==== RAW RECORDS

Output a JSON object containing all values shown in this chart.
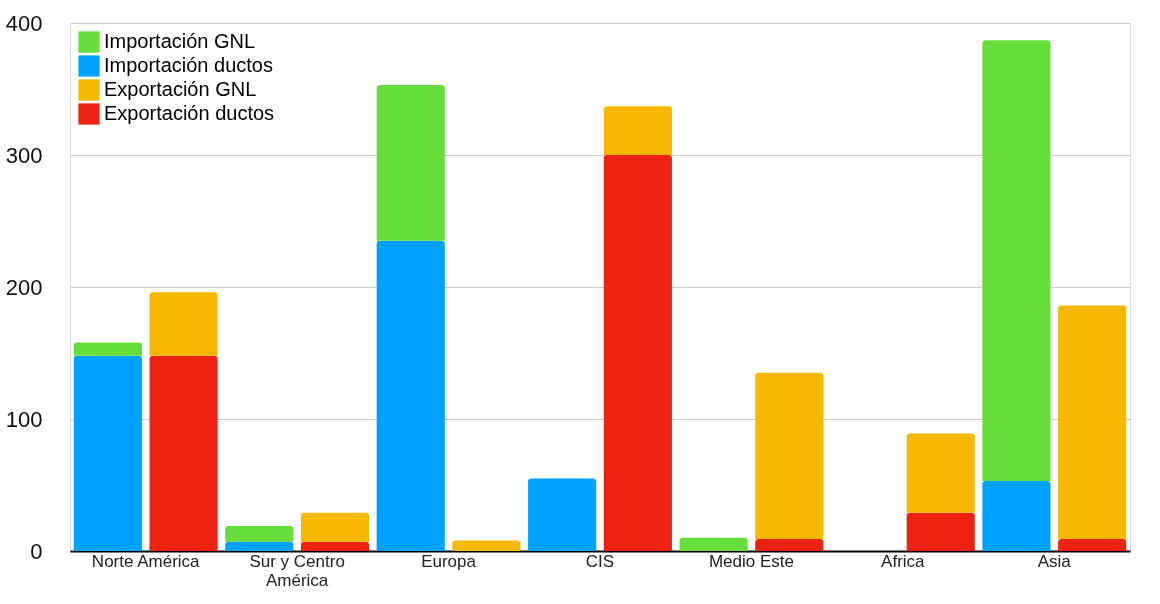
{
  "chart_data": {
    "type": "bar",
    "stacked": true,
    "categories": [
      "Norte América",
      null,
      "Sur y Centro América",
      null,
      "Europa",
      null,
      "CIS",
      null,
      "Medio Este",
      null,
      "Africa",
      null,
      "Asia",
      null
    ],
    "series": [
      {
        "name": "Importación ductos",
        "color": "#00a2ff",
        "values": [
          148,
          null,
          7,
          null,
          235,
          null,
          55,
          null,
          0,
          null,
          0,
          null,
          53,
          null
        ]
      },
      {
        "name": "Importación GNL",
        "color": "#66dd3a",
        "values": [
          10,
          null,
          12,
          null,
          118,
          null,
          0,
          null,
          10,
          null,
          0,
          null,
          334,
          null
        ]
      },
      {
        "name": "Exportación ductos",
        "color": "#ee2211",
        "values": [
          null,
          148,
          null,
          7,
          null,
          0,
          null,
          300,
          null,
          9,
          null,
          29,
          null,
          9
        ]
      },
      {
        "name": "Exportación GNL",
        "color": "#f6b800",
        "values": [
          null,
          48,
          null,
          22,
          null,
          8,
          null,
          37,
          null,
          126,
          null,
          60,
          null,
          177
        ]
      }
    ],
    "ylim": [
      0,
      400
    ],
    "yticks": [
      0,
      100,
      200,
      300,
      400
    ],
    "grid": "y",
    "legend": "top left"
  }
}
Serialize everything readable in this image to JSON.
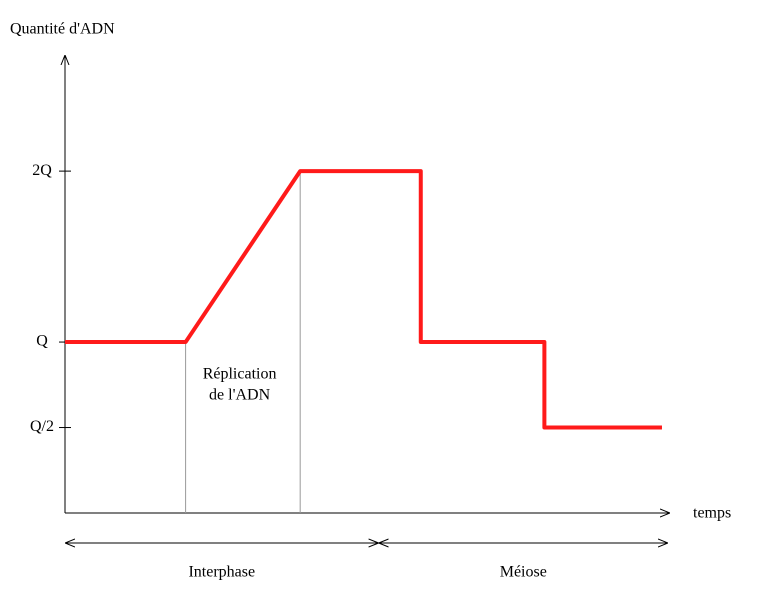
{
  "chart_data": {
    "type": "line",
    "y_label": "Quantité d'ADN",
    "x_label": "temps",
    "x": [
      0,
      2,
      3.9,
      5.9,
      5.9,
      7.95,
      7.95,
      9.9
    ],
    "series": [
      {
        "name": "ADN",
        "color": "#ff1a1a",
        "values": [
          1,
          1,
          2,
          2,
          1,
          1,
          0.5,
          0.5
        ]
      }
    ],
    "xlim": [
      0,
      10
    ],
    "ylim": [
      0,
      2.65
    ],
    "yticks": [
      {
        "value": 0.5,
        "label": "Q/2"
      },
      {
        "value": 1,
        "label": "Q"
      },
      {
        "value": 2,
        "label": "2Q"
      }
    ],
    "phase_lines": [
      2,
      3.9
    ],
    "annotation": [
      "Réplication",
      "de l'ADN"
    ],
    "phases": [
      {
        "label": "Interphase",
        "start": 0,
        "end": 5.2
      },
      {
        "label": "Méiose",
        "start": 5.2,
        "end": 10
      }
    ]
  }
}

========

- _REQUIRED WORK_:
Look through the entries above; copy every line holding the string "color".

- _COMPLETED TASK_:
        "color": "#00a2ff",
        "color": "#66dd3a",
        "color": "#ee2211",
        "color": "#f6b800",
        "color": "#ff1a1a",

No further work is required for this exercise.